▶ _To be done_: Quote the lines below exactly, from the one that holds "What does this" through the final line of the records, and only those.

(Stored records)

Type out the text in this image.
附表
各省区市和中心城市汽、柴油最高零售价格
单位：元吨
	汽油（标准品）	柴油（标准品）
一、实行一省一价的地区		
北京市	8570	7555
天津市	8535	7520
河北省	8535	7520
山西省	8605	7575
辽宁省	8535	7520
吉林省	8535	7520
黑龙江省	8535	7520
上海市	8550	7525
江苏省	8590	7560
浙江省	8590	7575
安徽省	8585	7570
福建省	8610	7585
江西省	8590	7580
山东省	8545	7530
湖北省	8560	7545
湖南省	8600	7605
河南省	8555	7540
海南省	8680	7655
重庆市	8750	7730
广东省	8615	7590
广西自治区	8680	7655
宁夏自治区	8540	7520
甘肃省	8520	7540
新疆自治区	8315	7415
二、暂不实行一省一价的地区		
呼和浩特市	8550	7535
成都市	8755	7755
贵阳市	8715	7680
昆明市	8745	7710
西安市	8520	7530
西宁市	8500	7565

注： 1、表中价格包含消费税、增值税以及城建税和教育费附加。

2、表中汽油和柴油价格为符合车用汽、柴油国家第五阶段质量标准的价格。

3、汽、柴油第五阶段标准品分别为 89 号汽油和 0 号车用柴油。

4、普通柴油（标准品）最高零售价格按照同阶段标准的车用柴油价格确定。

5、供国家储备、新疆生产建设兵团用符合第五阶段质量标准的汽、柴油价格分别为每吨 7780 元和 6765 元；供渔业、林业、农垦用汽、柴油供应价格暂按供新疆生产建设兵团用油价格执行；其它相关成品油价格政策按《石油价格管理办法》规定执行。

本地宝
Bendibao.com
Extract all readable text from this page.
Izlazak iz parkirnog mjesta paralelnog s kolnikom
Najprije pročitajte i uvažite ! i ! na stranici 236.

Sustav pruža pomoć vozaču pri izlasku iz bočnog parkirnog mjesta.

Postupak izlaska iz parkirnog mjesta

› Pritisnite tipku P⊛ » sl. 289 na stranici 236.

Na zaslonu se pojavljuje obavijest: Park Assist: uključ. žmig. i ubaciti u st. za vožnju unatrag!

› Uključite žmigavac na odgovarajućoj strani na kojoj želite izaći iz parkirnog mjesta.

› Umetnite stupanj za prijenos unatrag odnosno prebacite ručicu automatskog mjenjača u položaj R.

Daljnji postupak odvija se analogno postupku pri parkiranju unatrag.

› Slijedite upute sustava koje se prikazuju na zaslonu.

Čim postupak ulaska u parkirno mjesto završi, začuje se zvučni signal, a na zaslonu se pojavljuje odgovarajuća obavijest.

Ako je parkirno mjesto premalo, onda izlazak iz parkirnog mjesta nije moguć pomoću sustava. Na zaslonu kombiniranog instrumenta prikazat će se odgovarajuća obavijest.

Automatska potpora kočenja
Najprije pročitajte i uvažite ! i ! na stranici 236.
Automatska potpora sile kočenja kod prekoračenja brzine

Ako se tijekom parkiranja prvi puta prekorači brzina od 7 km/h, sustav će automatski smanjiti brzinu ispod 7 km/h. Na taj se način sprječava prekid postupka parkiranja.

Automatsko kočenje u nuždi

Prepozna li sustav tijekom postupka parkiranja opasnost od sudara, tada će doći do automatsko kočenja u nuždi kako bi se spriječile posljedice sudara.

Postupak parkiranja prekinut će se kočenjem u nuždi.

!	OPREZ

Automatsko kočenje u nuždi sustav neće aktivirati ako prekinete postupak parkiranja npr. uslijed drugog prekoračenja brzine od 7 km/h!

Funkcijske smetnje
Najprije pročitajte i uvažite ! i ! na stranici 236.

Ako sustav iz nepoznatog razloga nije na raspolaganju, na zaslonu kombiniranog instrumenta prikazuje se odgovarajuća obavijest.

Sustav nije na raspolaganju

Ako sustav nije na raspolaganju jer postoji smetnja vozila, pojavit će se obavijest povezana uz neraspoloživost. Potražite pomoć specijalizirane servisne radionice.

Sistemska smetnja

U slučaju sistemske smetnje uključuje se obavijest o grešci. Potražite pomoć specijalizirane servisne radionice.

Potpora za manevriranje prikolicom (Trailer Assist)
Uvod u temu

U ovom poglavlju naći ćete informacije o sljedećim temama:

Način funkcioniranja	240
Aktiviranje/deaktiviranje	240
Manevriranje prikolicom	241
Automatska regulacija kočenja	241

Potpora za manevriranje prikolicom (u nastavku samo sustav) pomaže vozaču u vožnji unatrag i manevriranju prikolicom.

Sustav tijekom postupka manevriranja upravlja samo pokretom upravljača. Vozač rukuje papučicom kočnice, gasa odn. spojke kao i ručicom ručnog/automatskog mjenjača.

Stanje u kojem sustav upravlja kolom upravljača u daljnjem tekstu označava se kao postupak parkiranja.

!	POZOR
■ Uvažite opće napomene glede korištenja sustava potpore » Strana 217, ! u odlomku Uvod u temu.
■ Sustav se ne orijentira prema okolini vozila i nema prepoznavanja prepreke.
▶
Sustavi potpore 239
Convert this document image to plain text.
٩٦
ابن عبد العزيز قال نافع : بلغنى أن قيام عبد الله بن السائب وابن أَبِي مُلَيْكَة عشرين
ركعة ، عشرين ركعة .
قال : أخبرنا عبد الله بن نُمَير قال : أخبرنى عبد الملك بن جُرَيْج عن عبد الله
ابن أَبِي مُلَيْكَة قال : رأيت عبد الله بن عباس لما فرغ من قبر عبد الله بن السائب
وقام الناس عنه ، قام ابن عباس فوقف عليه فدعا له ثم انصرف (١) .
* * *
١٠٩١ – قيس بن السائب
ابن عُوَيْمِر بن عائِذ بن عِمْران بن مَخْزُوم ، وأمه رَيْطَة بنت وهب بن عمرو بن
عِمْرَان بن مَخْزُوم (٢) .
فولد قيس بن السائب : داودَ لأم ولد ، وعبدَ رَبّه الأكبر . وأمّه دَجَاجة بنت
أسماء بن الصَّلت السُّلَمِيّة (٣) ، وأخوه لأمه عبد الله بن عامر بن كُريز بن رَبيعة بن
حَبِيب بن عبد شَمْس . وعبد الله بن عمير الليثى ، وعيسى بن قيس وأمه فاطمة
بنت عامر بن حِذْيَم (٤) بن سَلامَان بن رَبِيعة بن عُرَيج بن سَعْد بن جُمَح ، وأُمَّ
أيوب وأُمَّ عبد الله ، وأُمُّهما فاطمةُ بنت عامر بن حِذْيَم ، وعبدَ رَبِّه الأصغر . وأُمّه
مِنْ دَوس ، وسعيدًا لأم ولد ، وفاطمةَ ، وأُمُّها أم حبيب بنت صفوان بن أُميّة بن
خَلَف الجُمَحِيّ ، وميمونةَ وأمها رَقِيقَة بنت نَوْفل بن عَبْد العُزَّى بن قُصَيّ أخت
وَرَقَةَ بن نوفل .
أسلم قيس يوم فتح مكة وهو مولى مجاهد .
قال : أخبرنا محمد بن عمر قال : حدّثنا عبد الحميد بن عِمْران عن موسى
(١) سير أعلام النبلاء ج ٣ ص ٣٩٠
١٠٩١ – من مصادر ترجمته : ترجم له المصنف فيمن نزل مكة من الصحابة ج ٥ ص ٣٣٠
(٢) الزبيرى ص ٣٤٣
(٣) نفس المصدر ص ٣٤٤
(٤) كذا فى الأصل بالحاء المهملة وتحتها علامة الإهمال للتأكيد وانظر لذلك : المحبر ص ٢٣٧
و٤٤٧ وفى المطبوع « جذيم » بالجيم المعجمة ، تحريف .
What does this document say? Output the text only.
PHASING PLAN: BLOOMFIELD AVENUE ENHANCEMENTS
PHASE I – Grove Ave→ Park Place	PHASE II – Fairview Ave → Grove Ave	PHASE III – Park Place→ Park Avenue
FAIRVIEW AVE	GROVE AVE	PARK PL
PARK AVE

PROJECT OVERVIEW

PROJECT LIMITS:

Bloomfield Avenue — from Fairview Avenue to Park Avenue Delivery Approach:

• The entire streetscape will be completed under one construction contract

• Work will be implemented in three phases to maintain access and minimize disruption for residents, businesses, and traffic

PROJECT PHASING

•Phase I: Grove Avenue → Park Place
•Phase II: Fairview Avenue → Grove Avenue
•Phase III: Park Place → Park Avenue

▶ _Solution to this problem_:
What does this document say? Output the text only.
PHASING PLAN: BLOOMFIELD AVENUE ENHANCEMENTS
PHASE I – Grove Ave→ Park Place	PHASE II – Fairview Ave → Grove Ave	PHASE III – Park Place→ Park Avenue
FAIRVIEW AVE	GROVE AVE	PARK PL
PARK AVE

PROJECT OVERVIEW

PROJECT LIMITS:

Bloomfield Avenue — from Fairview Avenue to Park Avenue Delivery Approach:

• The entire streetscape will be completed under one construction contract

• Work will be implemented in three phases to maintain access and minimize disruption for residents, businesses, and traffic

PROJECT PHASING

•Phase I: Grove Avenue → Park Place
•Phase II: Fairview Avenue → Grove Avenue
•Phase III: Park Place → Park Avenue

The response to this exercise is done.